[Exercise task] Check each line of the entries below for the string "ylabel"; copy every line where it appears.

[Supplied data]
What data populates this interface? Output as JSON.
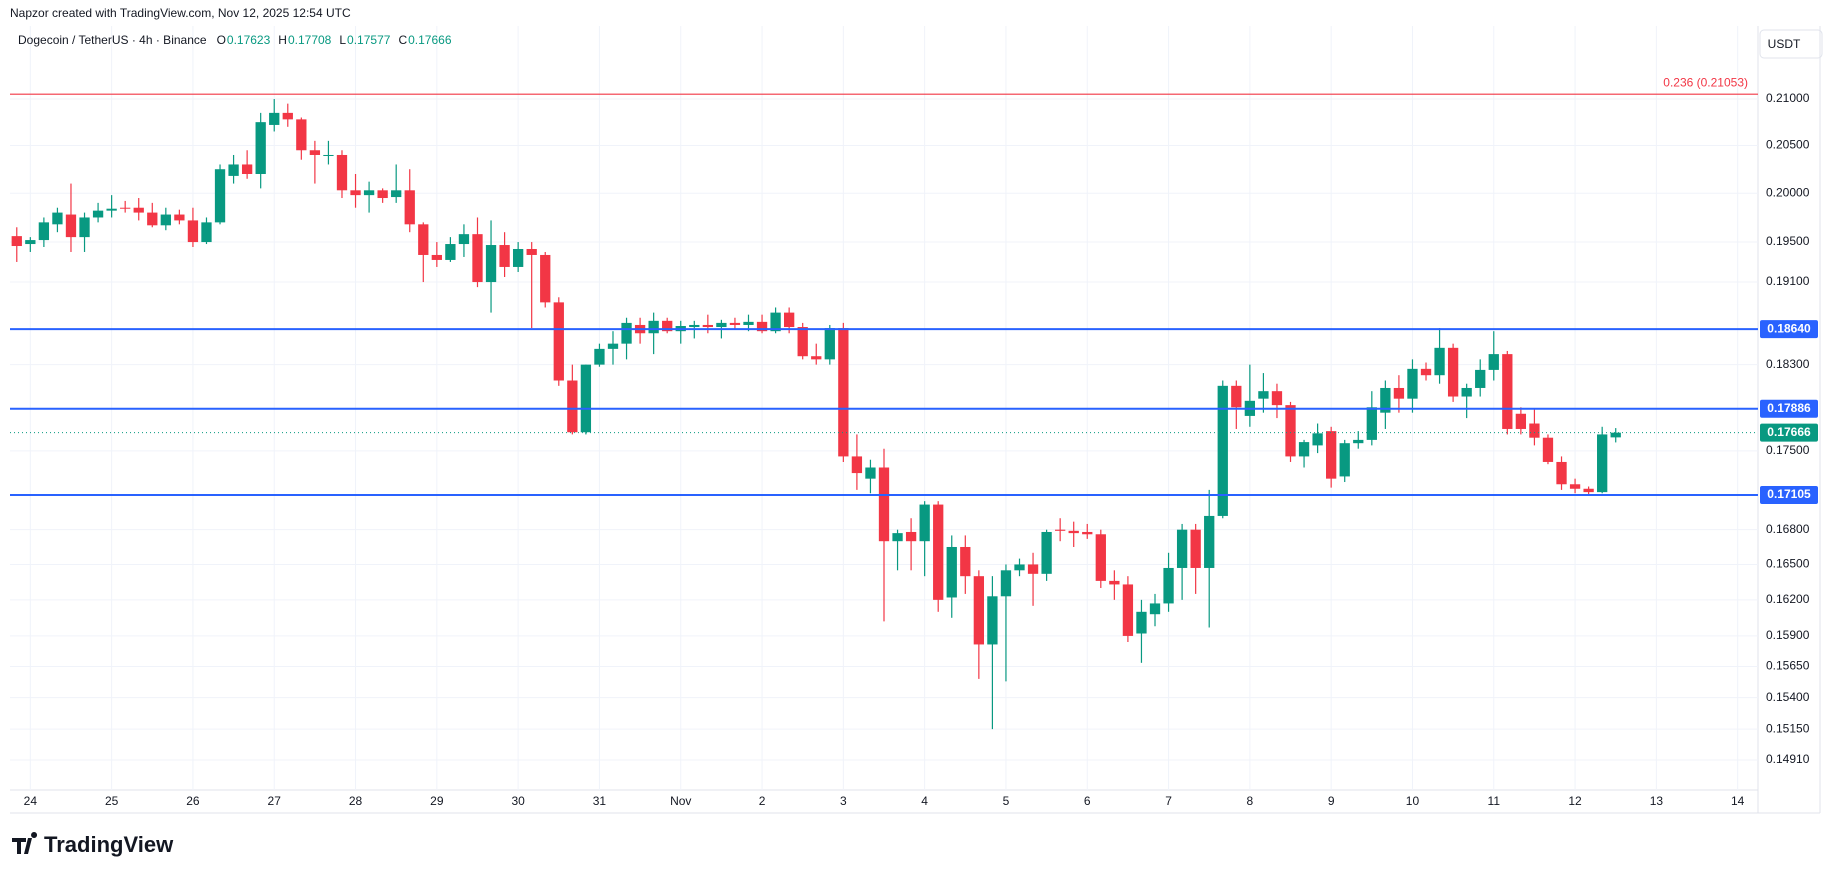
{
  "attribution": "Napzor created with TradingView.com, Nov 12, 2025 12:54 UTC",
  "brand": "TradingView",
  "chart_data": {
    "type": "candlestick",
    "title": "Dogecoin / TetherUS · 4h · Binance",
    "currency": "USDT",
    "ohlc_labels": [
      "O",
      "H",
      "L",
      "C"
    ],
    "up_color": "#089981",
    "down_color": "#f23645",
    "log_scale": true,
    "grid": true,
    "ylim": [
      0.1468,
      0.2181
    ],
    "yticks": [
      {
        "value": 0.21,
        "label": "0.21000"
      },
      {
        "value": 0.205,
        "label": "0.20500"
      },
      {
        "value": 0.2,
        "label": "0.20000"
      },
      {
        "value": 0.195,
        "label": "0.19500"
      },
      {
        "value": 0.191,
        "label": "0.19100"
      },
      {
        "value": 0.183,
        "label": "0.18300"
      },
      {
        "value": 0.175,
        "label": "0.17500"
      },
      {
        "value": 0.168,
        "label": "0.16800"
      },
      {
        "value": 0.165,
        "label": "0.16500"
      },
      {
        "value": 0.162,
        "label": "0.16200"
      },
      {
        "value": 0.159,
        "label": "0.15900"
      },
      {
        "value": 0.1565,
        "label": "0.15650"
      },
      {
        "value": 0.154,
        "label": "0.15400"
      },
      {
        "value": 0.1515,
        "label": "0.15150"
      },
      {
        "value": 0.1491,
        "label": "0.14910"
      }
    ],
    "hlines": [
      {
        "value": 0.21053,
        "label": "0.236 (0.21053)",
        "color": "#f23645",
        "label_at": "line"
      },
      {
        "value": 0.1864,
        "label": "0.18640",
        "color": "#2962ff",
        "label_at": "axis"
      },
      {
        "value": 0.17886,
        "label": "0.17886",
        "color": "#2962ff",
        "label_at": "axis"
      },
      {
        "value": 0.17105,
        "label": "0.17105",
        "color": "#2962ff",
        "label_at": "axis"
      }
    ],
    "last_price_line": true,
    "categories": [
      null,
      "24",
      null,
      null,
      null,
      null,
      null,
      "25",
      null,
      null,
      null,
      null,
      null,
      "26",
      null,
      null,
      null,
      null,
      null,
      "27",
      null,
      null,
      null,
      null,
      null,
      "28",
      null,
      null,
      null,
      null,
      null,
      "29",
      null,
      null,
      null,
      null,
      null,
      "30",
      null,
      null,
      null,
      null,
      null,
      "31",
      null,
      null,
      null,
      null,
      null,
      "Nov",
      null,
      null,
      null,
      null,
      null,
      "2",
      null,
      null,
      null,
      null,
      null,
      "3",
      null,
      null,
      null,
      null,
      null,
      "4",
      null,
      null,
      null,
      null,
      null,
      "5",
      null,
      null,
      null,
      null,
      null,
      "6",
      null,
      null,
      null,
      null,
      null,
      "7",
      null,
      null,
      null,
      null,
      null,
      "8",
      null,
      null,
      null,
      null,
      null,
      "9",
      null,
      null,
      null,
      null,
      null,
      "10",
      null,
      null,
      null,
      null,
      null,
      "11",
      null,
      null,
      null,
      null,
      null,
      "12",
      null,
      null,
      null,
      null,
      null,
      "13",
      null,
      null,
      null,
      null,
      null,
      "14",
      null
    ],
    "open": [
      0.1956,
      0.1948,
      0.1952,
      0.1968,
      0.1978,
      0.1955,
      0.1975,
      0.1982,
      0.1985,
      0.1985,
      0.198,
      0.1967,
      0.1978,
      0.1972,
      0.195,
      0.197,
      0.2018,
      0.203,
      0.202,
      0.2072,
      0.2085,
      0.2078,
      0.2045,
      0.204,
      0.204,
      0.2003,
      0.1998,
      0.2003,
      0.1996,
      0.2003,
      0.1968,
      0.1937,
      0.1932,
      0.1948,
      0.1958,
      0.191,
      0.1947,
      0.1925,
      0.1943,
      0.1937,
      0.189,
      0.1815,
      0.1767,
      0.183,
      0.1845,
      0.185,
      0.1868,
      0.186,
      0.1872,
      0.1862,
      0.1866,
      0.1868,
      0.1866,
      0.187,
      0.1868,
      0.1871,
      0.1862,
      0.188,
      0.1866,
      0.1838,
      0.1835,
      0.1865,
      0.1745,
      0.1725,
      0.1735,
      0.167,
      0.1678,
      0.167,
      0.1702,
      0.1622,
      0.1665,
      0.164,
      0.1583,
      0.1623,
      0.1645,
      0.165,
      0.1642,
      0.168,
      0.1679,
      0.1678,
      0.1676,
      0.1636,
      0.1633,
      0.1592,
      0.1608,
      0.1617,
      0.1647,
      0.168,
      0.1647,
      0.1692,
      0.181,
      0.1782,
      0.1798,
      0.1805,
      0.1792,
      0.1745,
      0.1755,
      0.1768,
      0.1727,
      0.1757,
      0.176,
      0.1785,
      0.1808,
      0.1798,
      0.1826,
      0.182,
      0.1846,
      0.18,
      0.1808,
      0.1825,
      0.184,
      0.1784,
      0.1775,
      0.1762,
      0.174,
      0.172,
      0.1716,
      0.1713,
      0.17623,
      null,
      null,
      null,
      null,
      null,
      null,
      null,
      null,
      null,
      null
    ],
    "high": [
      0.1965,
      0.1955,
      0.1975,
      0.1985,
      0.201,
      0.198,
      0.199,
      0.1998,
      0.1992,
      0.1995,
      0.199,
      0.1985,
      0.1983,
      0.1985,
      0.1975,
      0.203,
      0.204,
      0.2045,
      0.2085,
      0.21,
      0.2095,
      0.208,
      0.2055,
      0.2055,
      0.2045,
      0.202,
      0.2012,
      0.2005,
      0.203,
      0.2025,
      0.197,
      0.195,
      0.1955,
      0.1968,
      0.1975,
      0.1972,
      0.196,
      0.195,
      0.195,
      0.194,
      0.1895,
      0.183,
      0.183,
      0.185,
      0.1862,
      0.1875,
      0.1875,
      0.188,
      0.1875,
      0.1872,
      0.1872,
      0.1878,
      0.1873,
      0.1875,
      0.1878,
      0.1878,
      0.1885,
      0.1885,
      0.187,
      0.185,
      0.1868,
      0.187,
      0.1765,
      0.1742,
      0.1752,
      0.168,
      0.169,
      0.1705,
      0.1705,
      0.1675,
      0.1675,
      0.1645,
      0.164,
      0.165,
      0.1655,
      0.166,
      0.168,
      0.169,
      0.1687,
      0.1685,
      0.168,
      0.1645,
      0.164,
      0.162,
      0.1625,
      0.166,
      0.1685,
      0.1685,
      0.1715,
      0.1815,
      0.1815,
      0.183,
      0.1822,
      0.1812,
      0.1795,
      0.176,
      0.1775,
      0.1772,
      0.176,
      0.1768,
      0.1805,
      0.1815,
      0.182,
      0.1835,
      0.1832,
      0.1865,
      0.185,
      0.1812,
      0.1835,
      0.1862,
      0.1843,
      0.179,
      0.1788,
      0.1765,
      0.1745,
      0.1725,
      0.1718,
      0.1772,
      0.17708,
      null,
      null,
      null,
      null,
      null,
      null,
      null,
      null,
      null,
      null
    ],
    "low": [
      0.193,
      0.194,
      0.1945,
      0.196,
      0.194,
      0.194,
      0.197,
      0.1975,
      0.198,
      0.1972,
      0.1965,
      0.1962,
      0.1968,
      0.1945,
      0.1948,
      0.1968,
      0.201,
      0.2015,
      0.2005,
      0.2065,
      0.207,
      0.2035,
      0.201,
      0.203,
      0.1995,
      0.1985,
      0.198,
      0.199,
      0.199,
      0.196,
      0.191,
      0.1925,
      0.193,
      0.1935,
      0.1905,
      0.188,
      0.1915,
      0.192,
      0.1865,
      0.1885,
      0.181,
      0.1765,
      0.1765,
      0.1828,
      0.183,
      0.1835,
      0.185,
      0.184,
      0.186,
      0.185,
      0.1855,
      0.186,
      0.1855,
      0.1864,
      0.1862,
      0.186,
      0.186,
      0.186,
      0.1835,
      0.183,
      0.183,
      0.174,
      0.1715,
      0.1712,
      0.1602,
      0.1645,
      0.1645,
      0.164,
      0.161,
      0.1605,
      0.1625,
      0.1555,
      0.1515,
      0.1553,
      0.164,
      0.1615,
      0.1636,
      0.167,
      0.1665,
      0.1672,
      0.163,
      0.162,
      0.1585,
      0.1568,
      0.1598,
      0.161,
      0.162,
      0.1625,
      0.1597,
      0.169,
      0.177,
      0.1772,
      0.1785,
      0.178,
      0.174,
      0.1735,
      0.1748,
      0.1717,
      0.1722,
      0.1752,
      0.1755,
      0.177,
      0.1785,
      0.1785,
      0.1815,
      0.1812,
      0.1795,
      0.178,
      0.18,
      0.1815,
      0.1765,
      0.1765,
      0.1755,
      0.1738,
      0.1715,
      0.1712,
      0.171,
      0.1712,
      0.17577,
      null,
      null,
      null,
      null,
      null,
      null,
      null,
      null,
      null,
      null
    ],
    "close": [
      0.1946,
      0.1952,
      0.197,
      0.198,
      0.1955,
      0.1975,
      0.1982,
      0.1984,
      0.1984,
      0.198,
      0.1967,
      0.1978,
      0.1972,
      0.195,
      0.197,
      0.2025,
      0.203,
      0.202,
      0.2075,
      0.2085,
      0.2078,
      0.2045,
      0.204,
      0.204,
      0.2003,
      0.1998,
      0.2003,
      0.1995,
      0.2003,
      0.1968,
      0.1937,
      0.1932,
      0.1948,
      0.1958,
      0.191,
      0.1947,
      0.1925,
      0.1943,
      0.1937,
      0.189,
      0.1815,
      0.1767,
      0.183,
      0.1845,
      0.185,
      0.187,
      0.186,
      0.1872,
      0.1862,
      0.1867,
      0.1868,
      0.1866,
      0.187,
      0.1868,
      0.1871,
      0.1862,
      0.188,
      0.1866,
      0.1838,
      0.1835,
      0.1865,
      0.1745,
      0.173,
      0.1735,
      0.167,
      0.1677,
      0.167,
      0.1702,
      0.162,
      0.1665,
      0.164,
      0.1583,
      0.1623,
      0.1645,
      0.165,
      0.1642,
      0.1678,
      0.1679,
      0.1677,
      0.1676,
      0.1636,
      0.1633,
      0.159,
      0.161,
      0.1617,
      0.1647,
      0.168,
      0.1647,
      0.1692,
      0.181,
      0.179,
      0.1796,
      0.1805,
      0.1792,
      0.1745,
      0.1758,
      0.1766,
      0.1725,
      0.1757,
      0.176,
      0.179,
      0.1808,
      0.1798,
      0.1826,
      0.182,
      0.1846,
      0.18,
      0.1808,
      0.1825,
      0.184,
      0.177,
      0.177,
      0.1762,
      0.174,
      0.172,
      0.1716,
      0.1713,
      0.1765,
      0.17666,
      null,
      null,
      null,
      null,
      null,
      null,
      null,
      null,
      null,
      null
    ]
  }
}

---

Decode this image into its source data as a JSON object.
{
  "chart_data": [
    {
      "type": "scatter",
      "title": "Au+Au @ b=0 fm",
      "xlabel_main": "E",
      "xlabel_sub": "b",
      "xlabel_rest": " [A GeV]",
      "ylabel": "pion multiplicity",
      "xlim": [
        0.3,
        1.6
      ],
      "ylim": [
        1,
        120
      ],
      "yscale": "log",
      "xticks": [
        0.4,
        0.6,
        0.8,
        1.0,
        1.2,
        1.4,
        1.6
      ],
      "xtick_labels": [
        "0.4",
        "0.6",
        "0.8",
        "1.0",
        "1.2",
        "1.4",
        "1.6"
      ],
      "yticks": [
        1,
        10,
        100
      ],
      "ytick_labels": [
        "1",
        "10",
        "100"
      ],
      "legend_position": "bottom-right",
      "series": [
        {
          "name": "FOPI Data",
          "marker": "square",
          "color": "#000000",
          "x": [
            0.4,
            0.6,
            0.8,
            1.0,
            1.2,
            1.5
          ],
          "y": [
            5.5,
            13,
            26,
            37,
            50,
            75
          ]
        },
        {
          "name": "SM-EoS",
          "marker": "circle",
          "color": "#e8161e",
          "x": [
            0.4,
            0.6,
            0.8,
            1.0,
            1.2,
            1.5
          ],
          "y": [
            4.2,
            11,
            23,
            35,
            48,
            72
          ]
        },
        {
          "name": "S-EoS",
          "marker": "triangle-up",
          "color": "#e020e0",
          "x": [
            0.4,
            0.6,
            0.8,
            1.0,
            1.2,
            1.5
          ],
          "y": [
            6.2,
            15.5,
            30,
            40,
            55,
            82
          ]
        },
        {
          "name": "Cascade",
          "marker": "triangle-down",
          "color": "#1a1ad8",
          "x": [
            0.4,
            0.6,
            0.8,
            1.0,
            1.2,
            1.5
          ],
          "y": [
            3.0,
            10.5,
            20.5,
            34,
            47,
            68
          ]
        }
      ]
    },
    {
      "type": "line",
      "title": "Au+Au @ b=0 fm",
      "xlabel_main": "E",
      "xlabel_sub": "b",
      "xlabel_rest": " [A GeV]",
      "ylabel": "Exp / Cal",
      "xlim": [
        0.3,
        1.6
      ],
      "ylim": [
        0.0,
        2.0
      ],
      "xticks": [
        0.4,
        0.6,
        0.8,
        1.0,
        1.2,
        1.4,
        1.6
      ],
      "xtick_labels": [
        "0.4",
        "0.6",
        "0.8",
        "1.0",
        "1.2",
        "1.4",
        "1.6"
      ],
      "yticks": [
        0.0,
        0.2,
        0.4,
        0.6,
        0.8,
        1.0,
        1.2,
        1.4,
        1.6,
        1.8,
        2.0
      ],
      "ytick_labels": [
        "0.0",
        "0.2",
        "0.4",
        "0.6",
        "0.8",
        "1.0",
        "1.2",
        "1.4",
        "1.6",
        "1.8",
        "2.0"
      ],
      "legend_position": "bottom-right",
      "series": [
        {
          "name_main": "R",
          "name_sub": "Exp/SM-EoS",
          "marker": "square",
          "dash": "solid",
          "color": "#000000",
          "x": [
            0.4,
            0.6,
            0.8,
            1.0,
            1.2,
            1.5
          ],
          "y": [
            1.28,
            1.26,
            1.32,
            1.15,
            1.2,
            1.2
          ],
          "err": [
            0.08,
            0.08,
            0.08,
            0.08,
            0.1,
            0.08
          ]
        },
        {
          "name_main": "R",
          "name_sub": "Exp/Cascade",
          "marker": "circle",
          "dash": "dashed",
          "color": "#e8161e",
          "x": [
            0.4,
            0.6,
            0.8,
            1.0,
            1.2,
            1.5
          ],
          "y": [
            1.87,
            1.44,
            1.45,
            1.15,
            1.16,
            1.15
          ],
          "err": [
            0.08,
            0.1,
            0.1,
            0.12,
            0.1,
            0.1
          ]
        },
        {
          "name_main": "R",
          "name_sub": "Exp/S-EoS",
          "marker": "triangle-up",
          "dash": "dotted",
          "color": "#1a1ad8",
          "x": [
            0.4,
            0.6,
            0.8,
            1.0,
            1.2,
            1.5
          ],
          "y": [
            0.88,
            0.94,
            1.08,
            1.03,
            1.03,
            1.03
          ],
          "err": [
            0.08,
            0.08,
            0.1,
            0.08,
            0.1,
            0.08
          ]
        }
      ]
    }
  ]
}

[Response below]
      "ylabel": "pion multiplicity",
      "ylabel": "Exp / Cal",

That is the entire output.